§ SUPPLIED PASSAGE:
Governor Yari’s style of governance and lack of vision is a regular feature among most northern governors and is becoming a great source of concern to every rational mind calling for a deeper reflection on the quality of people that we elect into public offices. The quality has not only gone low but that those being elected don’t understand why they are there. We have been told more than fifty years ago by the late Premier, Ahmadu Bello and his contemporaries and assistants who later held forte that leaders are elected to serve the people not to be served. That’s what we learnt from the biographies of our first republic leaders. But things have changed.
The leaders want to be served by those they come to serve. They don’t even know how the people they come to serve live, how they feed, and how they conduct their daily affairs. It’s no longer the business of the leaders to cater to the needs of the people that brought them into office. Is this how we will continue, or some salvation is on the way?
But it’s up to we the people to decide how we want to be governed. If we want things to remain as they are, fine and good. But if we really want things to change, we have to change our perception ofleadership. We have set criteria for those intending to contest public offices. We have to find creative ways of holding our leaders to account for every kobo they receive from the centre or from us as revenue. If by way of weekly or monthly town hall meetings that can be rotated among the three senatorial or the number of local council areas in the states, we can make our leaders to be responsible, responsive, and alert to our plight and aspirations, we need to do so.
The daysto go out and queue up under the scorching sun, or heavy rain to elect a political leader that will few months later closed their gates to us and assign hefty security men armed to teeth not to allow anybody into the Government House, are over.
The people of Zamfara and those in other states must invest as much time in auditing the performance of the people they elected as they spend on their participation in the electoral process, right from nomination of candidates, to campaign rallies and voting. We must understand that democracy does not begin and end with elections. In fact, it starts after elections because most of the dividends we talk about manifest after elections, and only societies where citizens remain steadfast in monitoring performance, engaging with their representatives and participating in decision-making process get the dividends they deserve.

§ TO DO:
A – Put this sentence from the commentary on Governor Yari into Spanish: "We must understand that democracy does not begin and end with elections."
B – In the commentary on Governor Yari, who told people more than fifty years ago that leaders are elected to serve the people?
C – Write what comes next in the commentary on Governor Yari, picking up after its last sentence.
The data that follows isn't needed for anything here.

§ RECORDS SHOWN:
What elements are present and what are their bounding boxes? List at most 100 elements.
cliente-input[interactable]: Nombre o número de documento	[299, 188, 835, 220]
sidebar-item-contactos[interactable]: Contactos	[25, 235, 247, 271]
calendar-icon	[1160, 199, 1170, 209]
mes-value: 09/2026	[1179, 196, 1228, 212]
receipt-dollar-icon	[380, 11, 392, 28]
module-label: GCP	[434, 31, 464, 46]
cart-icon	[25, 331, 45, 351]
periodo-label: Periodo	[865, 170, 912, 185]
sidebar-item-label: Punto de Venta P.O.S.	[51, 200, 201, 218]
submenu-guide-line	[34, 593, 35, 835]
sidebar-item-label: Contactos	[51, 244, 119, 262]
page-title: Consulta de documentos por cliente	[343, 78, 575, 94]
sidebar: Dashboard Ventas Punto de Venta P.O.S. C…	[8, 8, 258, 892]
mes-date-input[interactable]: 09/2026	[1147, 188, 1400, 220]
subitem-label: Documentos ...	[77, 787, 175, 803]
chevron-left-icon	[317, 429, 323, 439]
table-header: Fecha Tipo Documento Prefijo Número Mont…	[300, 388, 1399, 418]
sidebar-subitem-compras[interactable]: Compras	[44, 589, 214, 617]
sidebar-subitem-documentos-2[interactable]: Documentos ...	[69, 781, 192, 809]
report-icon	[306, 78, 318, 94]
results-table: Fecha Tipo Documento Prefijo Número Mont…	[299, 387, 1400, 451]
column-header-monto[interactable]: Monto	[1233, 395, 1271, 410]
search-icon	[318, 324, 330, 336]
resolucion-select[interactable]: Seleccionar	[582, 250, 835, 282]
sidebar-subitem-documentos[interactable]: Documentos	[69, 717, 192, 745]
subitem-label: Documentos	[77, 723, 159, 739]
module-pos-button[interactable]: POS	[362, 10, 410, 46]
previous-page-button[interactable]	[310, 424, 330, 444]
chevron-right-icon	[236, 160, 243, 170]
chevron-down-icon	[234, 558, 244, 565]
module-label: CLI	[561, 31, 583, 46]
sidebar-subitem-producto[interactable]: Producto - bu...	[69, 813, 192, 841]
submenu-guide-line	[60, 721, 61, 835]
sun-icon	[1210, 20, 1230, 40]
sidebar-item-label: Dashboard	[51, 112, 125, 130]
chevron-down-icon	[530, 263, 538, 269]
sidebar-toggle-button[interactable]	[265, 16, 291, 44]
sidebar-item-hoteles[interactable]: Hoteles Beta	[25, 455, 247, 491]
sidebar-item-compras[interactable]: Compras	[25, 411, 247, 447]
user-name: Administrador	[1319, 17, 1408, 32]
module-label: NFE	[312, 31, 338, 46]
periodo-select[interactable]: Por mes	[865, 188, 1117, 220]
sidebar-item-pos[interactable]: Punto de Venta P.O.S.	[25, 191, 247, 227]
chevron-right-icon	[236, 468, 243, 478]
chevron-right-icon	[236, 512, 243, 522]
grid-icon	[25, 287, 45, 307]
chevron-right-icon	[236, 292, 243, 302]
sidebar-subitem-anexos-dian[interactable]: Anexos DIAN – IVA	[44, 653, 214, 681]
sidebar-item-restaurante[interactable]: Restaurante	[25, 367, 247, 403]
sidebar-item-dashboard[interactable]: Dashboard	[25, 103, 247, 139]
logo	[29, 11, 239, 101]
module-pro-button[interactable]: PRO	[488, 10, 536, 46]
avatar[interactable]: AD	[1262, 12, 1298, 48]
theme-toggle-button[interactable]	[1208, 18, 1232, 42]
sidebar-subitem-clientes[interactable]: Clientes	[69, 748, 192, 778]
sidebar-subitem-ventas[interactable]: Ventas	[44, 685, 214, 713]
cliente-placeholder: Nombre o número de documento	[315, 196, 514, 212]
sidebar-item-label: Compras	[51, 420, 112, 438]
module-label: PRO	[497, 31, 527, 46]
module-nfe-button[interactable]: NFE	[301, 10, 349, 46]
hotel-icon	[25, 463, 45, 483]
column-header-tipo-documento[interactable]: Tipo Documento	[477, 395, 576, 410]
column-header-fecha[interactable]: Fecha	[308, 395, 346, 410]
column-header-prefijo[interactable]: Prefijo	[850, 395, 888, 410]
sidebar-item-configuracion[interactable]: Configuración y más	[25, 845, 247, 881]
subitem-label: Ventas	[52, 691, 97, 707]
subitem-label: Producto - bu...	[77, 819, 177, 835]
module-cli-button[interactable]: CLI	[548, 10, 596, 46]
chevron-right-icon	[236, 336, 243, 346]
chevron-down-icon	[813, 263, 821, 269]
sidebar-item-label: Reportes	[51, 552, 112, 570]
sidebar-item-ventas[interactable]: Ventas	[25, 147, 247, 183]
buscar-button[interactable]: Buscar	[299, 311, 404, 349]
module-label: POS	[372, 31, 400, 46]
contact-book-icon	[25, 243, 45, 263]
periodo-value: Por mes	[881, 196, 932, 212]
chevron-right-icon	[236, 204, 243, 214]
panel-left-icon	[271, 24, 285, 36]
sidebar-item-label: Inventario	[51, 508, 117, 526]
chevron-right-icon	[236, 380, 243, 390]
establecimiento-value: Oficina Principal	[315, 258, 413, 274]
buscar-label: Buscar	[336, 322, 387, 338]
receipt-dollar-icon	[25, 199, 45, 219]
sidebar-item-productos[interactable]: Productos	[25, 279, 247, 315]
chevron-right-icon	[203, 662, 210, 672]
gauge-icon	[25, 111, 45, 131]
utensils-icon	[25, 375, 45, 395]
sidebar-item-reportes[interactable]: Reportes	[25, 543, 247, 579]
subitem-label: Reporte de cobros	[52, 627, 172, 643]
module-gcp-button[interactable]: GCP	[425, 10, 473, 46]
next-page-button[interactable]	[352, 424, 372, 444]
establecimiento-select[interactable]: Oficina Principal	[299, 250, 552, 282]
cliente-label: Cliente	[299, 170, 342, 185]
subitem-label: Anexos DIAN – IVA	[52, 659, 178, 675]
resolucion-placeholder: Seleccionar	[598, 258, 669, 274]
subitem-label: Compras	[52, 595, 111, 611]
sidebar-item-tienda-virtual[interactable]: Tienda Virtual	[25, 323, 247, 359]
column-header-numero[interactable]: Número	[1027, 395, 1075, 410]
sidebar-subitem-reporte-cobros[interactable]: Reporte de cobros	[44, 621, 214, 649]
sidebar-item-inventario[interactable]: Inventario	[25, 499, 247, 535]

§ ANSWERS FOR THE EXERCISE:
A – Debemos entender que la democracia no comienza ni termina con las elecciones.

B – The late Premier, Ahmadu Bello, and his contemporaries and assistants.

C –
Those that disengage after elections and allow the key players to do as they wish, get nothing from it but tears and sweat. I’m appealing to the elders of Zamfara State and all serious-minded civil society organisations, including the media to rise up to the occasion and call Governor Yari to order since he seems to have disregarded the voices of the poor.
My greatest shock is that no national media has carried any reports on Governor Yari’s mismanagement of state funds. I wonder why all the correspondents of the various media organisations represented in Zamfara have turned their eyes away from this gross abuse of power. Are they bribed by the fire-brand, media assistant of the governor not to report what they see? Why are they silent over these issues?
The elders must tell him to his face that governance is a responsibility that will be accounted for before God and people. If his problem is lack of tutelage, they should adopt diplomacy to teach him the art of governance and administration. History will not judge the elders of Zamfara State favourably, if they remain quiet for fear of losing favours or recognition from the governor.
In the words of Martin Luther King (Jr.), “The ultimate tragedy is not the oppression and cruelty by the bad people, but the silence over that by the good people.”